» **RECORD EXCERPTS**:
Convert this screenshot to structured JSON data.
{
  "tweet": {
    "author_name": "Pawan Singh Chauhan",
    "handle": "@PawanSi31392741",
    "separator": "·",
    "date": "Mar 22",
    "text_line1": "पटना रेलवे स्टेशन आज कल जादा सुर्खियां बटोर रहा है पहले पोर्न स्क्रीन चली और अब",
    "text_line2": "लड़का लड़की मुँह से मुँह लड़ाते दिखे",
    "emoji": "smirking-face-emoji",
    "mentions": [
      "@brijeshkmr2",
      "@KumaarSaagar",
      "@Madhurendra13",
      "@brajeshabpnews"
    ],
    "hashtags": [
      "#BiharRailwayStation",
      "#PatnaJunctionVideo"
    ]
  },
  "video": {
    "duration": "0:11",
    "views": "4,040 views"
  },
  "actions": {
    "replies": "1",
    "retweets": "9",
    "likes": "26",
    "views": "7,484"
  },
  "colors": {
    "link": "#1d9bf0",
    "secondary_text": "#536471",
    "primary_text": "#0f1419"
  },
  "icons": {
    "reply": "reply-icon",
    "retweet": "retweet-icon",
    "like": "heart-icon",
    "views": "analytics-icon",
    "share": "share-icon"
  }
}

» **WORK INSTRUCTIONS**: Extract all of the material exactly as it is written.

» **WORKED ANSWER**:
Convert this screenshot to structured JSON data.
{
  "tweet": {
    "author_name": "Pawan Singh Chauhan",
    "handle": "@PawanSi31392741",
    "separator": "·",
    "date": "Mar 22",
    "text_line1": "पटना रेलवे स्टेशन आज कल जादा सुर्खियां बटोर रहा है पहले पोर्न स्क्रीन चली और अब",
    "text_line2": "लड़का लड़की मुँह से मुँह लड़ाते दिखे",
    "emoji": "smirking-face-emoji",
    "mentions": [
      "@brijeshkmr2",
      "@KumaarSaagar",
      "@Madhurendra13",
      "@brajeshabpnews"
    ],
    "hashtags": [
      "#BiharRailwayStation",
      "#PatnaJunctionVideo"
    ]
  },
  "video": {
    "duration": "0:11",
    "views": "4,040 views"
  },
  "actions": {
    "replies": "1",
    "retweets": "9",
    "likes": "26",
    "views": "7,484"
  },
  "colors": {
    "link": "#1d9bf0",
    "secondary_text": "#536471",
    "primary_text": "#0f1419"
  },
  "icons": {
    "reply": "reply-icon",
    "retweet": "retweet-icon",
    "like": "heart-icon",
    "views": "analytics-icon",
    "share": "share-icon"
  }
}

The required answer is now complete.